#### The data
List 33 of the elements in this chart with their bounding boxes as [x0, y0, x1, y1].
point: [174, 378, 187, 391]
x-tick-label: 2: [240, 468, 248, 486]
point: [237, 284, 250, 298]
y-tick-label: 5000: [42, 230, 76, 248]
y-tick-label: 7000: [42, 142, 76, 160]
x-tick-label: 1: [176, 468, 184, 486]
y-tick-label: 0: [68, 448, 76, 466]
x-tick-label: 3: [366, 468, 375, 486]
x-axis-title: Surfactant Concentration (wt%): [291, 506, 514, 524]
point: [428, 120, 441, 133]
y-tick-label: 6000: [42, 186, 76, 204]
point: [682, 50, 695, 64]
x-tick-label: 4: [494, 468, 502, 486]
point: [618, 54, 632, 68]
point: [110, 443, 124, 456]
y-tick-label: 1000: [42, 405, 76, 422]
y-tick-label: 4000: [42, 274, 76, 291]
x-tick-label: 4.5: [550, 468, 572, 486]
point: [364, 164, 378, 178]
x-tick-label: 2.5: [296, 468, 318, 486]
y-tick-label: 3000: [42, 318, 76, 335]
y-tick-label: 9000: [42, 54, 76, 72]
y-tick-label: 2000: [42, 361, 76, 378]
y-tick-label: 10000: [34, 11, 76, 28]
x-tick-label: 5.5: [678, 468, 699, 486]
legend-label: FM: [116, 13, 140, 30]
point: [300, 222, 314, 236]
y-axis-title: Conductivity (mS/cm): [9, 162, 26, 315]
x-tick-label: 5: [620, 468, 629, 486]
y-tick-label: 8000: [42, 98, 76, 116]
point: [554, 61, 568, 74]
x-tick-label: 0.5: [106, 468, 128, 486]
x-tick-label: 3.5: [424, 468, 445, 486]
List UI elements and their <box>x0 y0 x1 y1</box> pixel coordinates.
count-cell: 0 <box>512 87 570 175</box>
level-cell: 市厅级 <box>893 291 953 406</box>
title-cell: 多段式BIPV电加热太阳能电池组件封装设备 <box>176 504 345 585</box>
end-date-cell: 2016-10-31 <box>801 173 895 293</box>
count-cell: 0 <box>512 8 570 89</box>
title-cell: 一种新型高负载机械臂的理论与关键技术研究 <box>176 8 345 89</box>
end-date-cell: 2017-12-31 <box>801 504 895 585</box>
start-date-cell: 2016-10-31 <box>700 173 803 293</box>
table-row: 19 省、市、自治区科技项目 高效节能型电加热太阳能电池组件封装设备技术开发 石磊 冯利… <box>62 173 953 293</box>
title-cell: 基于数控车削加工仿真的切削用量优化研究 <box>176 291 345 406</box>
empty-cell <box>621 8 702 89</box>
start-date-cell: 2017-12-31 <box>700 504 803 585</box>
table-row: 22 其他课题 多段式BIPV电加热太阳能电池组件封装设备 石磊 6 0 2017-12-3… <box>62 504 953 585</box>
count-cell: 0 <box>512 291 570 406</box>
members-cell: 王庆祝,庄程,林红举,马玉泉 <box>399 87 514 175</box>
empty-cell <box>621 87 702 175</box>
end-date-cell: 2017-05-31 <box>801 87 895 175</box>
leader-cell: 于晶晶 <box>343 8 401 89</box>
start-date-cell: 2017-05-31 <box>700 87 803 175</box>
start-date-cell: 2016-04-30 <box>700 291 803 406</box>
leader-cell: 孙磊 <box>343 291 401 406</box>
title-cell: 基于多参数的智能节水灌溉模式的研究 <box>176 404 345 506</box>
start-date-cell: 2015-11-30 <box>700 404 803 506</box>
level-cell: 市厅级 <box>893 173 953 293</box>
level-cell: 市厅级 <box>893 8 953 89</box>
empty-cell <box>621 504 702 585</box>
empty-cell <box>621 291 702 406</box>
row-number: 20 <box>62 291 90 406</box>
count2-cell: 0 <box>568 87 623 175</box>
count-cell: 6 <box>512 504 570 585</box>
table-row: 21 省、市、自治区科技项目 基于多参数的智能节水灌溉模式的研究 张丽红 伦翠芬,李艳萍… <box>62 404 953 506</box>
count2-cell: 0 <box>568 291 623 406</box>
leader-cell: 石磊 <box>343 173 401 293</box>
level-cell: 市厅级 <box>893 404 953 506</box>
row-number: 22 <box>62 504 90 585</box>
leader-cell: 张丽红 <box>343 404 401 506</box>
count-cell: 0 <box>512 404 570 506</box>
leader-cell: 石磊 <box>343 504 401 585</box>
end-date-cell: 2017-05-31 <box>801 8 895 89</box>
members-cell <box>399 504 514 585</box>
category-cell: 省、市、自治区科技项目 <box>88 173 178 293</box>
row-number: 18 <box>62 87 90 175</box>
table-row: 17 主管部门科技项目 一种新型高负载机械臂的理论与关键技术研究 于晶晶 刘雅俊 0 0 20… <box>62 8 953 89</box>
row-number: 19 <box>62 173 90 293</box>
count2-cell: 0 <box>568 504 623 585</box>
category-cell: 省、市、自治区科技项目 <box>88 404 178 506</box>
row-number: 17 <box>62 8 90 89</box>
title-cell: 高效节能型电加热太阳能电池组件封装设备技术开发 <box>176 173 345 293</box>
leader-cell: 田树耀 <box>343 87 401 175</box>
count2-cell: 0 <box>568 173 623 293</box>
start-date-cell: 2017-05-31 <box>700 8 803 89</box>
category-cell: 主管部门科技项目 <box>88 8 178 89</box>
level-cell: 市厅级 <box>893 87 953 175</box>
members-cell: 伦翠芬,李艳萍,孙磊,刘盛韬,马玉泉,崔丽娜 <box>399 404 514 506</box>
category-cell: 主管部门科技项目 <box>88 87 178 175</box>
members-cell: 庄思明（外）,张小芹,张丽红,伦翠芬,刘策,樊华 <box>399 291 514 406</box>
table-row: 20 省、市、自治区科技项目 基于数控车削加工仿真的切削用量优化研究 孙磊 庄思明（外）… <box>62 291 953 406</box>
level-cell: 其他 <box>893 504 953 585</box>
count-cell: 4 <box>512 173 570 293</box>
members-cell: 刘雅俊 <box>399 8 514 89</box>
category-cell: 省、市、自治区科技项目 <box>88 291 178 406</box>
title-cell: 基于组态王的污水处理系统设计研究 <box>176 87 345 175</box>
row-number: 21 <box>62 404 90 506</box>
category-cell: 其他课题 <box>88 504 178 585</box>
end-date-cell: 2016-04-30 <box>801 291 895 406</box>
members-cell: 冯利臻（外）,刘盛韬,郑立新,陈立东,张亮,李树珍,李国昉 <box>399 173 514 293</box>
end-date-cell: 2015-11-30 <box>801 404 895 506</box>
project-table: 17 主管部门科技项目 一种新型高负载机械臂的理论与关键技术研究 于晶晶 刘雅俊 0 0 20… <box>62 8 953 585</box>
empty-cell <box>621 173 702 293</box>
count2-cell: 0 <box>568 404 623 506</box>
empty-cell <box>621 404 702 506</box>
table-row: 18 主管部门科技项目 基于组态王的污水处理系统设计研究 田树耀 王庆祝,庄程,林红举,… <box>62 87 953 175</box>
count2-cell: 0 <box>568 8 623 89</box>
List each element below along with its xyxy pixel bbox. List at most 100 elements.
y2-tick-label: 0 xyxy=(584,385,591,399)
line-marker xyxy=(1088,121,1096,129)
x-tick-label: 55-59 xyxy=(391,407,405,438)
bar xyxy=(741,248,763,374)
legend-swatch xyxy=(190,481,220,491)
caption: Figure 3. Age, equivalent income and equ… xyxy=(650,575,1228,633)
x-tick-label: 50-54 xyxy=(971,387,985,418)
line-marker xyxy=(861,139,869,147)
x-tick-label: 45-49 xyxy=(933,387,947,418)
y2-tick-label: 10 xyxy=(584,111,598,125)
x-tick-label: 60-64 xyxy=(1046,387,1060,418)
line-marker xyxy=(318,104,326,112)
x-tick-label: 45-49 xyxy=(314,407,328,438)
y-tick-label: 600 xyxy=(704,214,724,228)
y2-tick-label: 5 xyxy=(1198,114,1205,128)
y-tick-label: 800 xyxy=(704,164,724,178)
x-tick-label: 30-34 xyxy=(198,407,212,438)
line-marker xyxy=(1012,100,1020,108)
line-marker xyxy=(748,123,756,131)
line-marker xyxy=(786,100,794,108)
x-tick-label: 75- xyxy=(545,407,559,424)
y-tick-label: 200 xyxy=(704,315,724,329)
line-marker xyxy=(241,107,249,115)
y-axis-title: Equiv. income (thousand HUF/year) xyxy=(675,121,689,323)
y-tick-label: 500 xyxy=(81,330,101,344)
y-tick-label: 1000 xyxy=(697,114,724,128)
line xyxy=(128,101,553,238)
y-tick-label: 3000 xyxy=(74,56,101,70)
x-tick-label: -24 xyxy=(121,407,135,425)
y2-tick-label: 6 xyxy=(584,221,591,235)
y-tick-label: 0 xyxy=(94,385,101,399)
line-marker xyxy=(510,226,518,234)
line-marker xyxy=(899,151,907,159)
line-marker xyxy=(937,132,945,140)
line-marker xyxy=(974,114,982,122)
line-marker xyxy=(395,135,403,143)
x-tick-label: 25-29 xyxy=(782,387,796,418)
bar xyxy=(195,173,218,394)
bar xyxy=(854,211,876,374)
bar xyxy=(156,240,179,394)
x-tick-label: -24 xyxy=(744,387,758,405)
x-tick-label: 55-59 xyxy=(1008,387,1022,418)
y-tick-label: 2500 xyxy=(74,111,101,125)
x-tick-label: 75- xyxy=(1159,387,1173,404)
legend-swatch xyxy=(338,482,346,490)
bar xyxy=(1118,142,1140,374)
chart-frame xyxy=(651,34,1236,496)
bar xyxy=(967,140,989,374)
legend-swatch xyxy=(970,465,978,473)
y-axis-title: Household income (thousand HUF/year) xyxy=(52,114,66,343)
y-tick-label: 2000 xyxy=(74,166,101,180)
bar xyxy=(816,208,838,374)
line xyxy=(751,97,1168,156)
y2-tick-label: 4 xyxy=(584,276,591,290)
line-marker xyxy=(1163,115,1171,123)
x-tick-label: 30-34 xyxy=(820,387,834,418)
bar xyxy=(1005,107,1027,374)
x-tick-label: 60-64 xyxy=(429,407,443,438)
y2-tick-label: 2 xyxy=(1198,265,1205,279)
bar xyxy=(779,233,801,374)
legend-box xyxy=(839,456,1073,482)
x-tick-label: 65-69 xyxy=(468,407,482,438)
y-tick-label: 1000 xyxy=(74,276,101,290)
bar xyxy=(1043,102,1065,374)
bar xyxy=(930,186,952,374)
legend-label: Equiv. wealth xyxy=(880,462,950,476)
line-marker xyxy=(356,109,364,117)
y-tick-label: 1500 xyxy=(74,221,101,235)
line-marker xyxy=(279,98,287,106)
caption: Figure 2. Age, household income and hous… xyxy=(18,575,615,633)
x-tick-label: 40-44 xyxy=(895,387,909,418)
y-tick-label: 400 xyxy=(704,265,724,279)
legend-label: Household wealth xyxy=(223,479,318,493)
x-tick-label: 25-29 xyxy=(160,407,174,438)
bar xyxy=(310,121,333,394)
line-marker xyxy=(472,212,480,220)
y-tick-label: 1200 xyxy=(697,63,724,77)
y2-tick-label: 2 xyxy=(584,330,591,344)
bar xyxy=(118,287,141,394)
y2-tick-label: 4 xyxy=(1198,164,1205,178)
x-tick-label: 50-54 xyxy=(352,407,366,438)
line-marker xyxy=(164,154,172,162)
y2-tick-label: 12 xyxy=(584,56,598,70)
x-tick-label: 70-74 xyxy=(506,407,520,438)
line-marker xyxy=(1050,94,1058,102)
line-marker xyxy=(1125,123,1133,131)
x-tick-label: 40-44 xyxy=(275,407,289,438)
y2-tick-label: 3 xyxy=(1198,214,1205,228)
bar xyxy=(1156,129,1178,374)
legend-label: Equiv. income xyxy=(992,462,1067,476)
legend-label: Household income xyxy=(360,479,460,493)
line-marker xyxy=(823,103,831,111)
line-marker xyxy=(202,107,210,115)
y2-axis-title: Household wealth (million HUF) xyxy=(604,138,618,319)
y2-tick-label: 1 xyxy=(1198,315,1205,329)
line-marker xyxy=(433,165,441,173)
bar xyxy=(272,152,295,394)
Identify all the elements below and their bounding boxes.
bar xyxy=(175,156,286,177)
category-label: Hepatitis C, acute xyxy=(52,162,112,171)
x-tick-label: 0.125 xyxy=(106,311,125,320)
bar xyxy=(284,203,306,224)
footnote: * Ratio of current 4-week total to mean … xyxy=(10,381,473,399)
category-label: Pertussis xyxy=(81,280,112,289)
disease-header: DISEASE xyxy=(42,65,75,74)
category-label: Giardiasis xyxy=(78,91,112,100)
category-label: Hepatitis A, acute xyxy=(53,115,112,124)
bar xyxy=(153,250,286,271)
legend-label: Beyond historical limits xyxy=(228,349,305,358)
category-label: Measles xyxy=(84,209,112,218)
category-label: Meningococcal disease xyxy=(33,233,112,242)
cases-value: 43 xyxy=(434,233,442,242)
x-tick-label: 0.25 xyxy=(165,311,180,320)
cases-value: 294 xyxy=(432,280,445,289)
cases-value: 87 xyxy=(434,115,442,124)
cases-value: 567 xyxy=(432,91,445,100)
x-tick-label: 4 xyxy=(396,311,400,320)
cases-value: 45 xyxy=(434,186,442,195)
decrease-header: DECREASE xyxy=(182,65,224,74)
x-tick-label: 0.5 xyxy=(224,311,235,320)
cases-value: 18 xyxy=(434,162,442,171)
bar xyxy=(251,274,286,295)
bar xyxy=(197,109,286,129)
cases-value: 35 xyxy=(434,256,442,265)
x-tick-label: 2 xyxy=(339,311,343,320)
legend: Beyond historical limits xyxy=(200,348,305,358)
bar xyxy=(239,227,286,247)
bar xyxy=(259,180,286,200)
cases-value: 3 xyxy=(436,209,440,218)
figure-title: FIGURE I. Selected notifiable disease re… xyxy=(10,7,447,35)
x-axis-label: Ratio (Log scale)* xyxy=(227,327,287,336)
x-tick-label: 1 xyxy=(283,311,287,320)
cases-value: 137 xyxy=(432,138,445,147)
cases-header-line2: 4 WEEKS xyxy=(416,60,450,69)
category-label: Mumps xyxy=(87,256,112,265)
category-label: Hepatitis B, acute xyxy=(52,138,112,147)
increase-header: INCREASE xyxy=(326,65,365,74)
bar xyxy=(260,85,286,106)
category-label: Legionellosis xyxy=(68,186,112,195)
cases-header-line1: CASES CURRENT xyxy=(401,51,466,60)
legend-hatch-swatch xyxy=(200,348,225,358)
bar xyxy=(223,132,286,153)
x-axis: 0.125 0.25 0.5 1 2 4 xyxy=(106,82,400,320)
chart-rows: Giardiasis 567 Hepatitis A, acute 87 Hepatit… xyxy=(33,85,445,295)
########
-- What you need to do --
Substitute "marker" for every "point" in the entries from the first line up to and including the line with "y-tick-label: 9000: [42, 54, 76, 72]", and give only those lines back with nothing else altered.

-- Task result --
List 33 of the elements in this chart with their bounding boxes as [x0, y0, x1, y1].
marker: [174, 378, 187, 391]
x-tick-label: 2: [240, 468, 248, 486]
marker: [237, 284, 250, 298]
y-tick-label: 5000: [42, 230, 76, 248]
y-tick-label: 7000: [42, 142, 76, 160]
x-tick-label: 1: [176, 468, 184, 486]
y-tick-label: 0: [68, 448, 76, 466]
x-tick-label: 3: [366, 468, 375, 486]
x-axis-title: Surfactant Concentration (wt%): [291, 506, 514, 524]
marker: [428, 120, 441, 133]
y-tick-label: 6000: [42, 186, 76, 204]
marker: [682, 50, 695, 64]
x-tick-label: 4: [494, 468, 502, 486]
marker: [618, 54, 632, 68]
marker: [110, 443, 124, 456]
y-tick-label: 1000: [42, 405, 76, 422]
y-tick-label: 4000: [42, 274, 76, 291]
x-tick-label: 4.5: [550, 468, 572, 486]
marker: [364, 164, 378, 178]
x-tick-label: 2.5: [296, 468, 318, 486]
y-tick-label: 3000: [42, 318, 76, 335]
y-tick-label: 9000: [42, 54, 76, 72]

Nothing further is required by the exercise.